*Required work:*
Copy out all the lines where "else" shows up.

Dataset records:
§
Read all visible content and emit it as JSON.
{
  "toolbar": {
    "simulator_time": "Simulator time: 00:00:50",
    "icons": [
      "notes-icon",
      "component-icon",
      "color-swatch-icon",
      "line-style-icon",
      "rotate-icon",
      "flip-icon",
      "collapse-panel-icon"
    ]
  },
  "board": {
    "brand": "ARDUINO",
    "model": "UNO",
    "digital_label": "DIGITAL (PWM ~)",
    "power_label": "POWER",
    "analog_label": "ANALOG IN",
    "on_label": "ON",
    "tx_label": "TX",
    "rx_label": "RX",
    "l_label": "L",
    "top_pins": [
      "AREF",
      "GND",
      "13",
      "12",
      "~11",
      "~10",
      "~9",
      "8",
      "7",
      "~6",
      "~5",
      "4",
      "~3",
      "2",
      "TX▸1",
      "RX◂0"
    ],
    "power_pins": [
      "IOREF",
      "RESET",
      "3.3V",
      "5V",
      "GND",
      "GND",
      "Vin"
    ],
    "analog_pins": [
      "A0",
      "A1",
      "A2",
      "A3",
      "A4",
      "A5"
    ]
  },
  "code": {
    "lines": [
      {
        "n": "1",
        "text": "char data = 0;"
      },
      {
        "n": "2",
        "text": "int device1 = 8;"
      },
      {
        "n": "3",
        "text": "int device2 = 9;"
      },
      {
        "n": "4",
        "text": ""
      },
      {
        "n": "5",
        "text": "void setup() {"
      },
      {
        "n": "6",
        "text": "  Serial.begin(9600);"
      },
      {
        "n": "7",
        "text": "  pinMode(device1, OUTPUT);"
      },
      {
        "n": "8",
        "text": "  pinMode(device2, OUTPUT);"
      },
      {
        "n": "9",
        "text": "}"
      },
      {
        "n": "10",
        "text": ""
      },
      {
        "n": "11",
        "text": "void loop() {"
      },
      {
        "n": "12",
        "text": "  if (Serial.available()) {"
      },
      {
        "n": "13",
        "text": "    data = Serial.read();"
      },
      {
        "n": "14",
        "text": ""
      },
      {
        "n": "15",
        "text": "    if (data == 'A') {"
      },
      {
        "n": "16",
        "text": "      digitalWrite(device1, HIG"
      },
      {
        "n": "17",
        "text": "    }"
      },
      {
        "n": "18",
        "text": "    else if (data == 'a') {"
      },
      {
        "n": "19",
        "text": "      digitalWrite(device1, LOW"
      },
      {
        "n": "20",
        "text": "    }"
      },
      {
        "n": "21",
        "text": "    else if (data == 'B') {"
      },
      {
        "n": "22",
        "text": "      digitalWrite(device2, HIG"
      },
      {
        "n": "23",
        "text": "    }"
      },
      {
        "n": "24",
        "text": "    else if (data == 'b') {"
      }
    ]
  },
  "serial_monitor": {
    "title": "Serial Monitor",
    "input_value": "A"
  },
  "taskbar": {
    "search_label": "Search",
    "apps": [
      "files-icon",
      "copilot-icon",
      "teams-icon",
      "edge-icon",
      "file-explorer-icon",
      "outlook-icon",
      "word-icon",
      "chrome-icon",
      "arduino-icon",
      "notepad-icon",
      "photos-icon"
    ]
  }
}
§
*Solution:*
        "text": "    else if (data == 'a') {"
        "text": "    else if (data == 'B') {"
        "text": "    else if (data == 'b') {"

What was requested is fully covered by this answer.